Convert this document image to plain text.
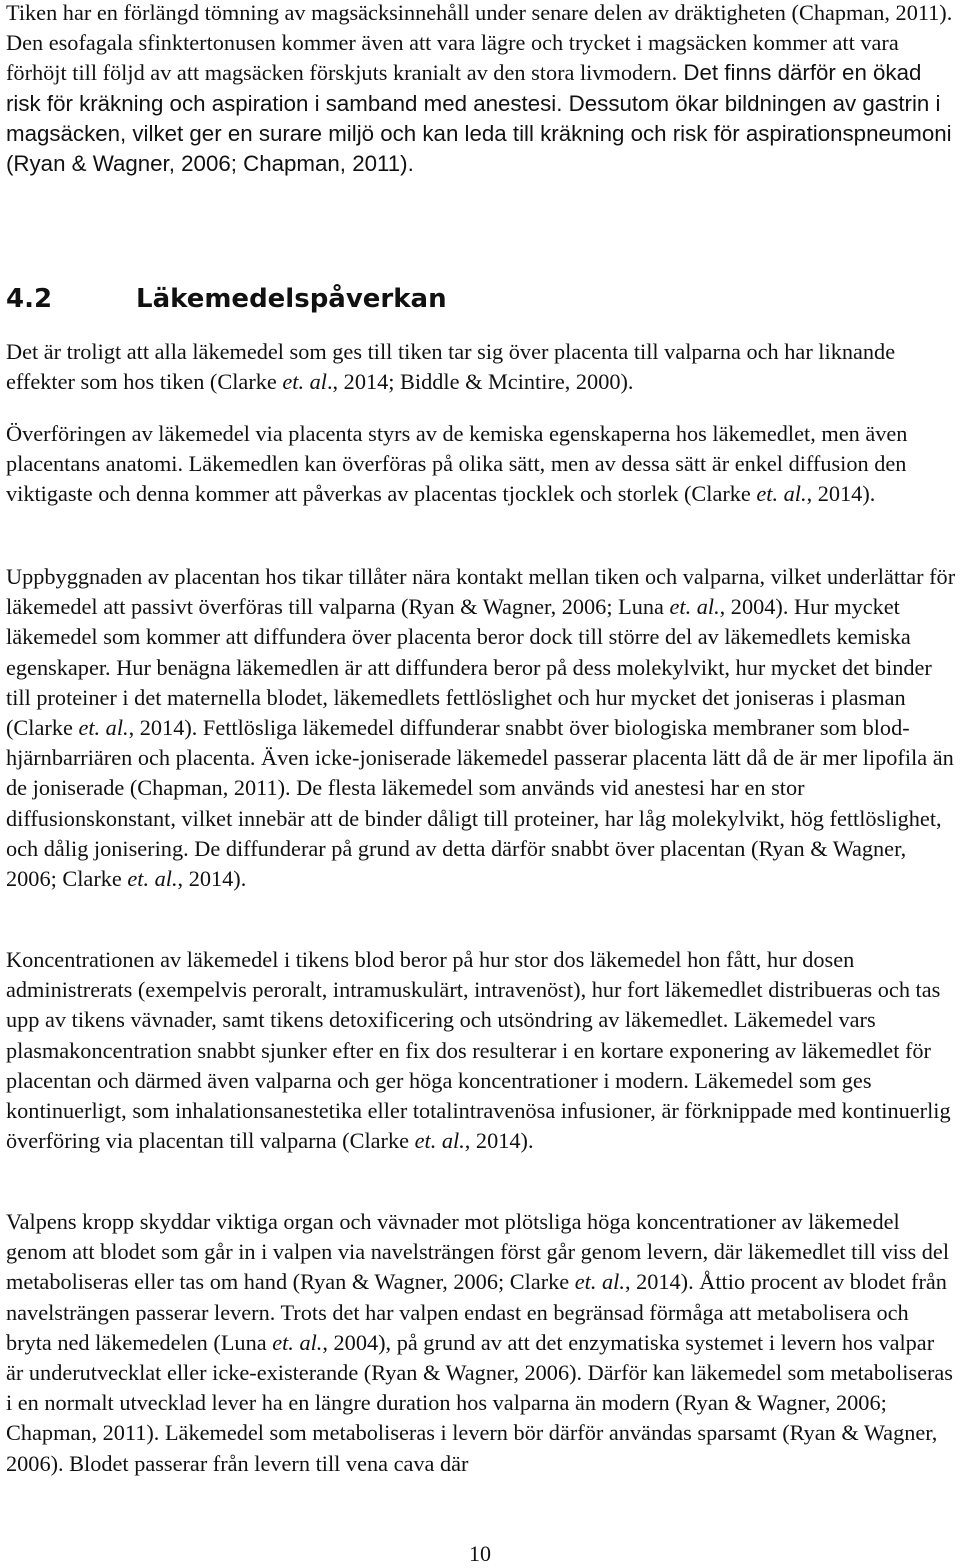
Tiken har en förlängd tömning av magsäcksinnehåll under senare delen av dräktigheten (Chapman, 2011). Den esofagala sfinktertonusen kommer även att vara lägre och trycket i magsäcken kommer att vara förhöjt till följd av att magsäcken förskjuts kranialt av den stora livmodern. Det finns därför en ökad risk för kräkning och aspiration i samband med anestesi. Dessutom ökar bildningen av gastrin i magsäcken, vilket ger en surare miljö och kan leda till kräkning och risk för aspirationspneumoni (Ryan & Wagner, 2006; Chapman, 2011).

4.2	Läkemedelspåverkan

Det är troligt att alla läkemedel som ges till tiken tar sig över placenta till valparna och har liknande effekter som hos tiken (Clarke et. al., 2014; Biddle & Mcintire, 2000).

Överföringen av läkemedel via placenta styrs av de kemiska egenskaperna hos läkemedlet, men även placentans anatomi. Läkemedlen kan överföras på olika sätt, men av dessa sätt är enkel diffusion den viktigaste och denna kommer att påverkas av placentas tjocklek och storlek (Clarke et. al., 2014).

Uppbyggnaden av placentan hos tikar tillåter nära kontakt mellan tiken och valparna, vilket underlättar för läkemedel att passivt överföras till valparna (Ryan & Wagner, 2006; Luna et. al., 2004). Hur mycket läkemedel som kommer att diffundera över placenta beror dock till större del av läkemedlets kemiska egenskaper. Hur benägna läkemedlen är att diffundera beror på dess molekylvikt, hur mycket det binder till proteiner i det maternella blodet, läkemedlets fettlöslighet och hur mycket det joniseras i plasman (Clarke et. al., 2014). Fettlösliga läkemedel diffunderar snabbt över biologiska membraner som blod-hjärnbarriären och placenta. Även icke-joniserade läkemedel passerar placenta lätt då de är mer lipofila än de joniserade (Chapman, 2011). De flesta läkemedel som används vid anestesi har en stor diffusionskonstant, vilket innebär att de binder dåligt till proteiner, har låg molekylvikt, hög fettlöslighet, och dålig jonisering. De diffunderar på grund av detta därför snabbt över placentan (Ryan & Wagner, 2006; Clarke et. al., 2014).

Koncentrationen av läkemedel i tikens blod beror på hur stor dos läkemedel hon fått, hur dosen administrerats (exempelvis peroralt, intramuskulärt, intravenöst), hur fort läkemedlet distribueras och tas upp av tikens vävnader, samt tikens detoxificering och utsöndring av läkemedlet. Läkemedel vars plasmakoncentration snabbt sjunker efter en fix dos resulterar i en kortare exponering av läkemedlet för placentan och därmed även valparna och ger höga koncentrationer i modern. Läkemedel som ges kontinuerligt, som inhalationsanestetika eller totalintravenösa infusioner, är förknippade med kontinuerlig överföring via placentan till valparna (Clarke et. al., 2014).

Valpens kropp skyddar viktiga organ och vävnader mot plötsliga höga koncentrationer av läkemedel genom att blodet som går in i valpen via navelsträngen först går genom levern, där läkemedlet till viss del metaboliseras eller tas om hand (Ryan & Wagner, 2006; Clarke et. al., 2014). Åttio procent av blodet från navelsträngen passerar levern. Trots det har valpen endast en begränsad förmåga att metabolisera och bryta ned läkemedelen (Luna et. al., 2004), på grund av att det enzymatiska systemet i levern hos valpar är underutvecklat eller icke-existerande (Ryan & Wagner, 2006). Därför kan läkemedel som metaboliseras i en normalt utvecklad lever ha en längre duration hos valparna än modern (Ryan & Wagner, 2006; Chapman, 2011). Läkemedel som metaboliseras i levern bör därför användas sparsamt (Ryan & Wagner, 2006). Blodet passerar från levern till vena cava där

10
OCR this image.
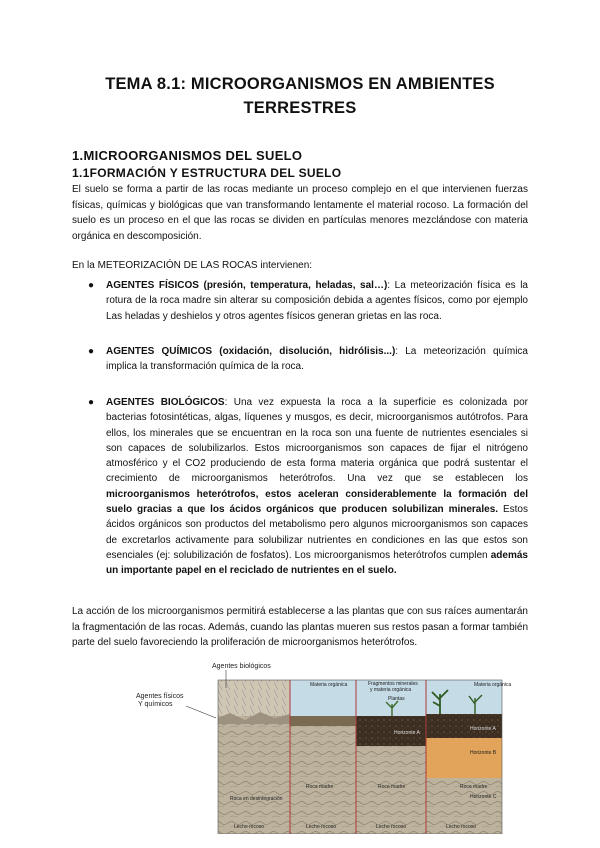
TEMA 8.1: MICROORGANISMOS EN AMBIENTES
TERRESTRES
1.MICROORGANISMOS DEL SUELO
1.1FORMACIÓN Y ESTRUCTURA DEL SUELO
El suelo se forma a partir de las rocas mediante un proceso complejo en el que intervienen fuerzas físicas, químicas y biológicas que van transformando lentamente el material rocoso. La formación del suelo es un proceso en el que las rocas se dividen en partículas menores mezclándose con materia orgánica en descomposición.
En la METEORIZACIÓN DE LAS ROCAS intervienen:
● AGENTES FÍSICOS (presión, temperatura, heladas, sal…): La meteorización física es la rotura de la roca madre sin alterar su composición debida a agentes físicos, como por ejemplo Las heladas y deshielos y otros agentes físicos generan grietas en las roca.
● AGENTES QUÍMICOS (oxidación, disolución, hidrólisis...): La meteorización química implica la transformación química de la roca.
● AGENTES BIOLÓGICOS: Una vez expuesta la roca a la superficie es colonizada por bacterias fotosintéticas, algas, líquenes y musgos, es decir, microorganismos autótrofos. Para ellos, los minerales que se encuentran en la roca son una fuente de nutrientes esenciales si son capaces de solubilizarlos. Estos microorganismos son capaces de fijar el nitrógeno atmosférico y el CO2 produciendo de esta forma materia orgánica que podrá sustentar el crecimiento de microorganismos heterótrofos. Una vez que se establecen los microorganismos heterótrofos, estos aceleran considerablemente la formación del suelo gracias a que los ácidos orgánicos que producen solubilizan minerales. Estos ácidos orgánicos son productos del metabolismo pero algunos microorganismos son capaces de excretarlos activamente para solubilizar nutrientes en condiciones en las que estos son esenciales (ej: solubilización de fosfatos). Los microorganismos heterótrofos cumplen además un importante papel en el reciclado de nutrientes en el suelo.
La acción de los microorganismos permitirá establecerse a las plantas que con sus raíces aumentarán la fragmentación de las rocas. Además, cuando las plantas mueren sus restos pasan a formar también parte del suelo favoreciendo la proliferación de microorganismos heterótrofos.
Agentes biológicos
Agentes físicos
Y químicos
Materia orgánica	Fragmentos minerales
y materia orgánica
Plantas
Materia orgánica
Horizonte A
Horizonte A
Horizonte B
Horizonte C
Roca en desintegración
Roca madre	Roca madre	Roca madre
Lecho rocoso	Lecho rocoso	Lecho rocoso	Lecho rocoso
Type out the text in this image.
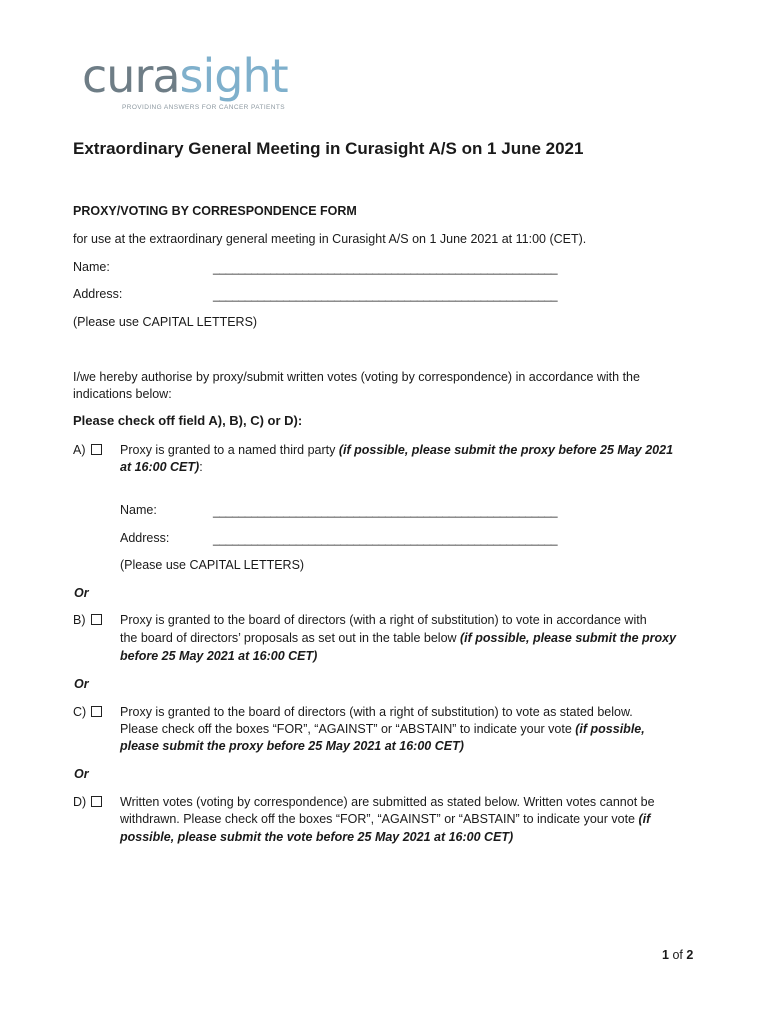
curasight
PROVIDING ANSWERS FOR CANCER PATIENTS
Extraordinary General Meeting in Curasight A/S on 1 June 2021
PROXY/VOTING BY CORRESPONDENCE FORM
for use at the extraordinary general meeting in Curasight A/S on 1 June 2021 at 11:00 (CET).
Name:	______________________________________________________
Address:	______________________________________________________
(Please use CAPITAL LETTERS)
I/we hereby authorise by proxy/submit written votes (voting by correspondence) in accordance with the
indications below:
Please check off field A), B), C) or D):
A)	Proxy is granted to a named third party (if possible, please submit the proxy before 25 May 2021
at 16:00 CET):
Name:	______________________________________________________
Address:	______________________________________________________
(Please use CAPITAL LETTERS)
Or
B)	Proxy is granted to the board of directors (with a right of substitution) to vote in accordance with
the board of directors’ proposals as set out in the table below (if possible, please submit the proxy
before 25 May 2021 at 16:00 CET)
Or
C)	Proxy is granted to the board of directors (with a right of substitution) to vote as stated below.
Please check off the boxes “FOR”, “AGAINST” or “ABSTAIN” to indicate your vote (if possible,
please submit the proxy before 25 May 2021 at 16:00 CET)
Or
D)	Written votes (voting by correspondence) are submitted as stated below. Written votes cannot be
withdrawn. Please check off the boxes “FOR”, “AGAINST” or “ABSTAIN” to indicate your vote (if
possible, please submit the vote before 25 May 2021 at 16:00 CET)
1 of 2
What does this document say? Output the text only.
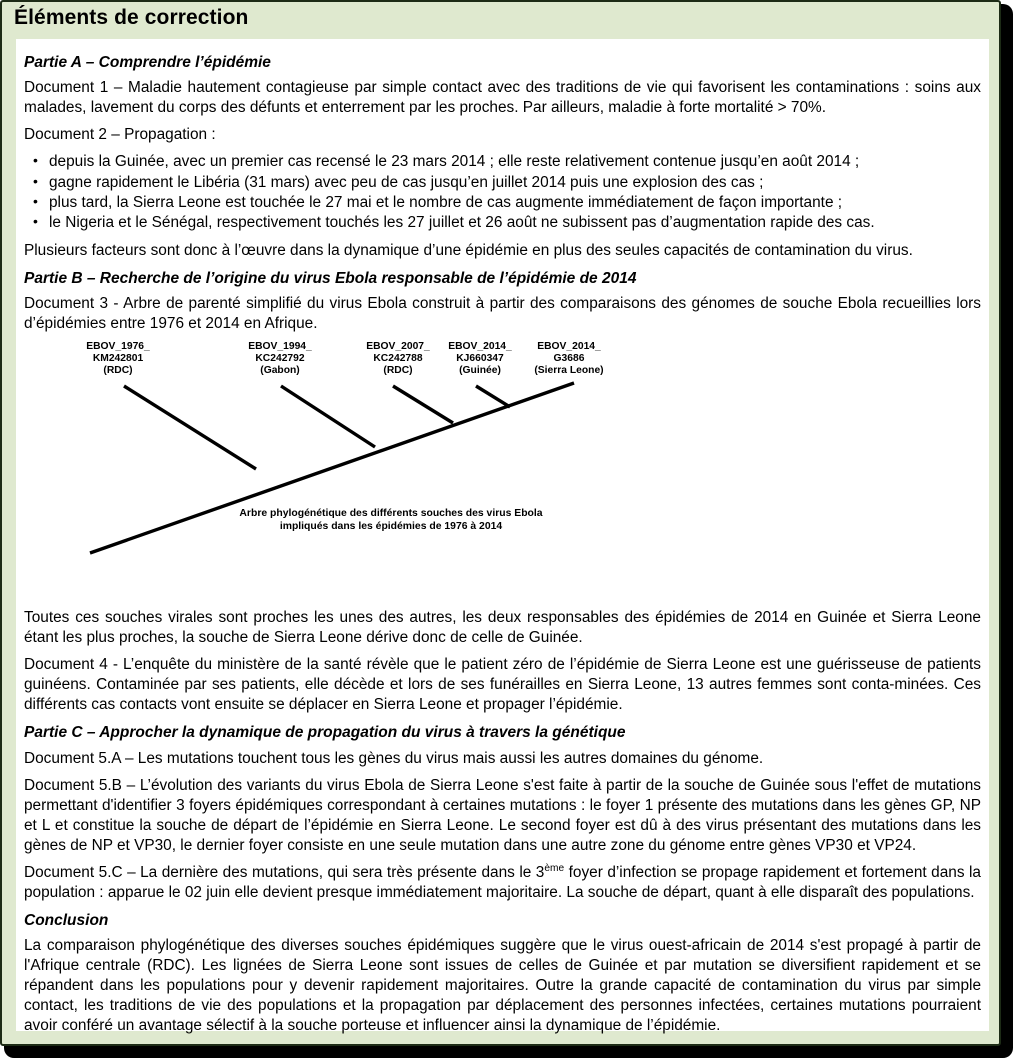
Éléments de correction
Partie A – Comprendre l’épidémie

Document 1 – Maladie hautement contagieuse par simple contact avec des traditions de vie qui favorisent les contaminations : soins aux malades, lavement du corps des défunts et enterrement par les proches. Par ailleurs, maladie à forte mortalité > 70%.

Document 2 – Propagation :

• depuis la Guinée, avec un premier cas recensé le 23 mars 2014 ; elle reste relativement contenue jusqu’en août 2014 ;
• gagne rapidement le Libéria (31 mars) avec peu de cas jusqu’en juillet 2014 puis une explosion des cas ;
• plus tard, la Sierra Leone est touchée le 27 mai et le nombre de cas augmente immédiatement de façon importante ;
• le Nigeria et le Sénégal, respectivement touchés les 27 juillet et 26 août ne subissent pas d’augmentation rapide des cas.

Plusieurs facteurs sont donc à l’œuvre dans la dynamique d’une épidémie en plus des seules capacités de contamination du virus.

Partie B – Recherche de l’origine du virus Ebola responsable de l’épidémie de 2014

Document 3 - Arbre de parenté simplifié du virus Ebola construit à partir des comparaisons des génomes de souche Ebola recueillies lors d’épidémies entre 1976 et 2014 en Afrique.

EBOV_1976_
KM242801
(RDC)
EBOV_1994_
KC242792
(Gabon)
EBOV_2007_
KC242788
(RDC)
EBOV_2014_
KJ660347
(Guinée)
EBOV_2014_
G3686
(Sierra Leone)
Arbre phylogénétique des différents souches des virus Ebola
impliqués dans les épidémies de 1976 à 2014

Toutes ces souches virales sont proches les unes des autres, les deux responsables des épidémies de 2014 en Guinée et Sierra Leone étant les plus proches, la souche de Sierra Leone dérive donc de celle de Guinée.

Document 4 - L’enquête du ministère de la santé révèle que le patient zéro de l’épidémie de Sierra Leone est une guérisseuse de patients guinéens. Contaminée par ses patients, elle décède et lors de ses funérailles en Sierra Leone, 13 autres femmes sont conta-minées. Ces différents cas contacts vont ensuite se déplacer en Sierra Leone et propager l’épidémie.

Partie C – Approcher la dynamique de propagation du virus à travers la génétique

Document 5.A – Les mutations touchent tous les gènes du virus mais aussi les autres domaines du génome.

Document 5.B – L’évolution des variants du virus Ebola de Sierra Leone s'est faite à partir de la souche de Guinée sous l'effet de mutations permettant d'identifier 3 foyers épidémiques correspondant à certaines mutations : le foyer 1 présente des mutations dans les gènes GP, NP et L et constitue la souche de départ de l’épidémie en Sierra Leone. Le second foyer est dû à des virus présentant des mutations dans les gènes de NP et VP30, le dernier foyer consiste en une seule mutation dans une autre zone du génome entre gènes VP30 et VP24.

Document 5.C – La dernière des mutations, qui sera très présente dans le 3ème foyer d’infection se propage rapidement et fortement dans la population : apparue le 02 juin elle devient presque immédiatement majoritaire. La souche de départ, quant à elle disparaît des populations.

Conclusion

La comparaison phylogénétique des diverses souches épidémiques suggère que le virus ouest-africain de 2014 s'est propagé à partir de l'Afrique centrale (RDC). Les lignées de Sierra Leone sont issues de celles de Guinée et par mutation se diversifient rapidement et se répandent dans les populations pour y devenir rapidement majoritaires. Outre la grande capacité de contamination du virus par simple contact, les traditions de vie des populations et la propagation par déplacement des personnes infectées, certaines mutations pourraient avoir conféré un avantage sélectif à la souche porteuse et influencer ainsi la dynamique de l’épidémie.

**Problem statement**
Which lines above hold the word "June"? Copy each of them.

**Expected answer**
Extraordinary General Meeting in Curasight A/S on 1 June 2021
for use at the extraordinary general meeting in Curasight A/S on 1 June 2021 at 11:00 (CET).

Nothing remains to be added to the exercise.